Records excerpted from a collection
——————

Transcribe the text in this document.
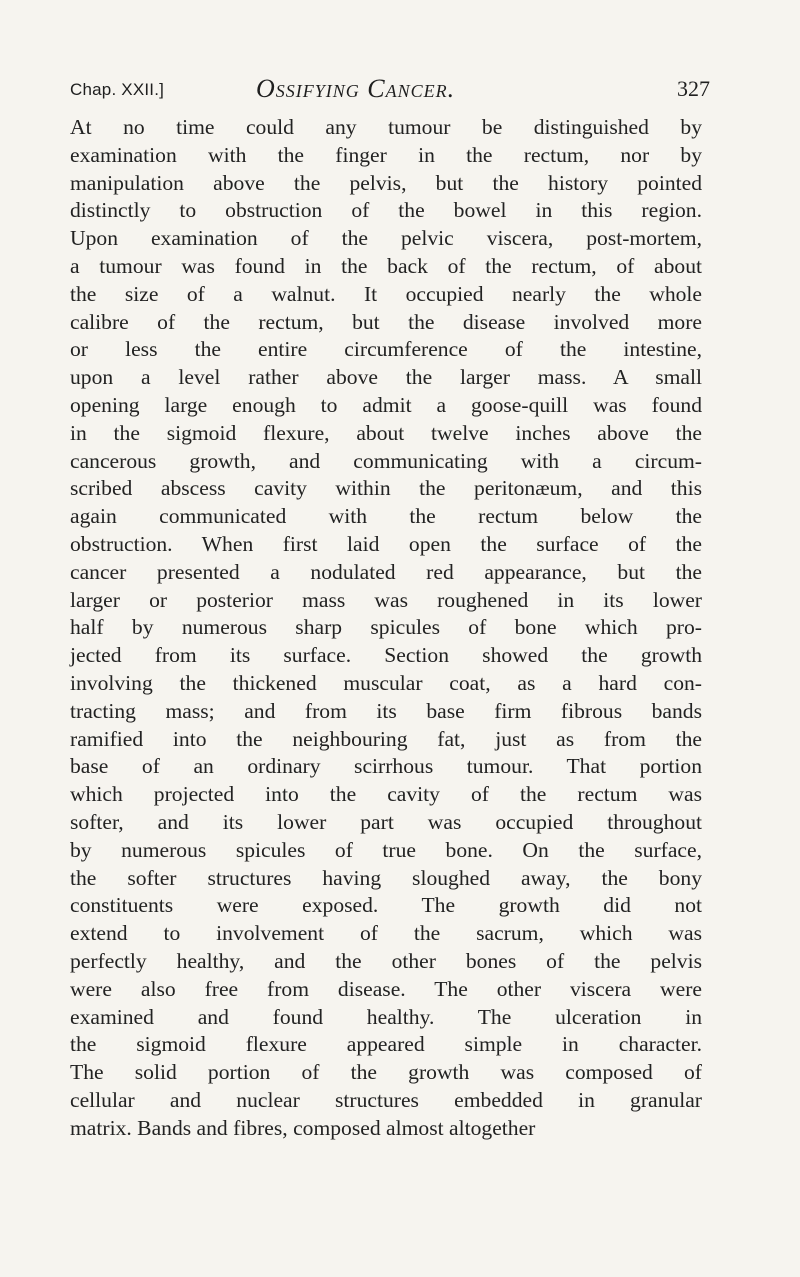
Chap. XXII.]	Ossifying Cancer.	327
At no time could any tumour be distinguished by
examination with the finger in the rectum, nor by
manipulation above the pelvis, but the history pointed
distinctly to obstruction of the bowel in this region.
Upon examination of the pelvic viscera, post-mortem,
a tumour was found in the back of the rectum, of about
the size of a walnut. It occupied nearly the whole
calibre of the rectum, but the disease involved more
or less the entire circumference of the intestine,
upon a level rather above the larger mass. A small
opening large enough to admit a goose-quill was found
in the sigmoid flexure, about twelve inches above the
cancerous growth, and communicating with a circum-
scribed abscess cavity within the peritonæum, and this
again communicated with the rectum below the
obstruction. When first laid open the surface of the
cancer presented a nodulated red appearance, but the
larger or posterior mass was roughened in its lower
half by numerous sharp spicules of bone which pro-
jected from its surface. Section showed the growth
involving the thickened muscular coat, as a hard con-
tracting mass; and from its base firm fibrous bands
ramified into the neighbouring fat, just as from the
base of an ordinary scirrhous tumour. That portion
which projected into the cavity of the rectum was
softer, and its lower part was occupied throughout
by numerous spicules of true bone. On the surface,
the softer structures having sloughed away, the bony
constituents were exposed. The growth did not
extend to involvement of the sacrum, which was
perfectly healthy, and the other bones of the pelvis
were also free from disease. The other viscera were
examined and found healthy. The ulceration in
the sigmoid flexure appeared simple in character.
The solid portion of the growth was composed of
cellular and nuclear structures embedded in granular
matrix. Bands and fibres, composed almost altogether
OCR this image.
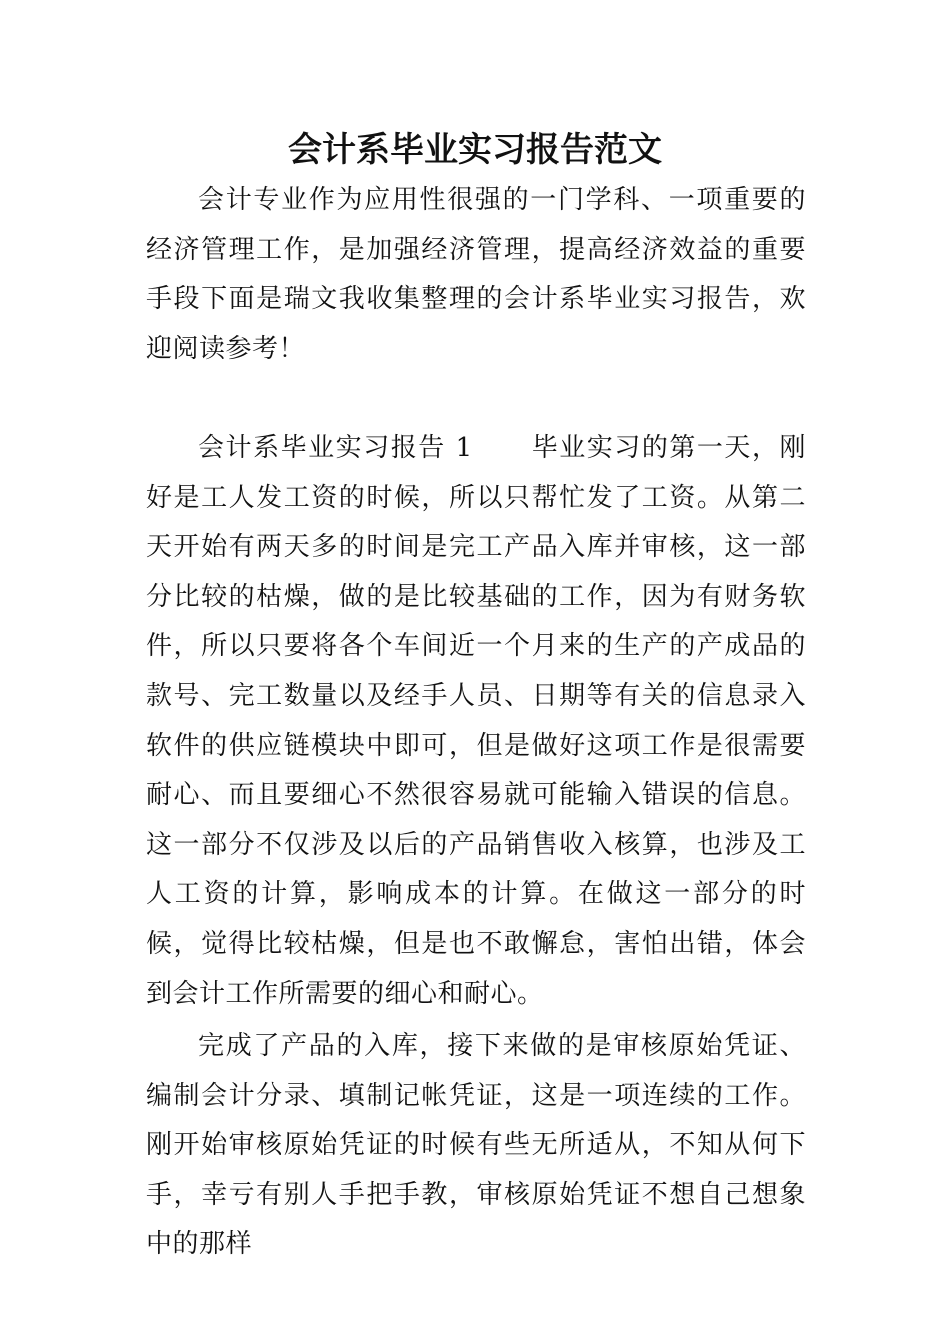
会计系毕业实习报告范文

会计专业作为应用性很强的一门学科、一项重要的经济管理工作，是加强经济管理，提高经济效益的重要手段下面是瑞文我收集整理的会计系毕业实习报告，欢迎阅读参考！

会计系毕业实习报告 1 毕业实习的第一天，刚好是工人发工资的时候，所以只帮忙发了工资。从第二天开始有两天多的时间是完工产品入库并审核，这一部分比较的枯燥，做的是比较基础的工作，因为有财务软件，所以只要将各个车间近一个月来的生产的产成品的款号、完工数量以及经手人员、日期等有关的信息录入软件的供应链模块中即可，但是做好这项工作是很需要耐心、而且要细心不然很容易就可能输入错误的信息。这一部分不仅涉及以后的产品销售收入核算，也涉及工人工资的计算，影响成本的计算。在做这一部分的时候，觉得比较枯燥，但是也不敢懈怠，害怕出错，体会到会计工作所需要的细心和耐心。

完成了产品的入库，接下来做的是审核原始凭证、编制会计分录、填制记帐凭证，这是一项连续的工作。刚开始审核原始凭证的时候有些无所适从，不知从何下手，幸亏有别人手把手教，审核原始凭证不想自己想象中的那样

——————

> _Problem to solve_:
Pictures in the records above are not copied; print everything else exactly.

> _Solution to the exercise_:
Transcribe the text in this document.
Chap. XXII.]	Ossifying Cancer.	327
At no time could any tumour be distinguished by
examination with the finger in the rectum, nor by
manipulation above the pelvis, but the history pointed
distinctly to obstruction of the bowel in this region.
Upon examination of the pelvic viscera, post-mortem,
a tumour was found in the back of the rectum, of about
the size of a walnut. It occupied nearly the whole
calibre of the rectum, but the disease involved more
or less the entire circumference of the intestine,
upon a level rather above the larger mass. A small
opening large enough to admit a goose-quill was found
in the sigmoid flexure, about twelve inches above the
cancerous growth, and communicating with a circum-
scribed abscess cavity within the peritonæum, and this
again communicated with the rectum below the
obstruction. When first laid open the surface of the
cancer presented a nodulated red appearance, but the
larger or posterior mass was roughened in its lower
half by numerous sharp spicules of bone which pro-
jected from its surface. Section showed the growth
involving the thickened muscular coat, as a hard con-
tracting mass; and from its base firm fibrous bands
ramified into the neighbouring fat, just as from the
base of an ordinary scirrhous tumour. That portion
which projected into the cavity of the rectum was
softer, and its lower part was occupied throughout
by numerous spicules of true bone. On the surface,
the softer structures having sloughed away, the bony
constituents were exposed. The growth did not
extend to involvement of the sacrum, which was
perfectly healthy, and the other bones of the pelvis
were also free from disease. The other viscera were
examined and found healthy. The ulceration in
the sigmoid flexure appeared simple in character.
The solid portion of the growth was composed of
cellular and nuclear structures embedded in granular
matrix. Bands and fibres, composed almost altogether
OCR this image.
会计系毕业实习报告范文

会计专业作为应用性很强的一门学科、一项重要的经济管理工作，是加强经济管理，提高经济效益的重要手段下面是瑞文我收集整理的会计系毕业实习报告，欢迎阅读参考！

会计系毕业实习报告 1 毕业实习的第一天，刚好是工人发工资的时候，所以只帮忙发了工资。从第二天开始有两天多的时间是完工产品入库并审核，这一部分比较的枯燥，做的是比较基础的工作，因为有财务软件，所以只要将各个车间近一个月来的生产的产成品的款号、完工数量以及经手人员、日期等有关的信息录入软件的供应链模块中即可，但是做好这项工作是很需要耐心、而且要细心不然很容易就可能输入错误的信息。这一部分不仅涉及以后的产品销售收入核算，也涉及工人工资的计算，影响成本的计算。在做这一部分的时候，觉得比较枯燥，但是也不敢懈怠，害怕出错，体会到会计工作所需要的细心和耐心。

完成了产品的入库，接下来做的是审核原始凭证、编制会计分录、填制记帐凭证，这是一项连续的工作。刚开始审核原始凭证的时候有些无所适从，不知从何下手，幸亏有别人手把手教，审核原始凭证不想自己想象中的那样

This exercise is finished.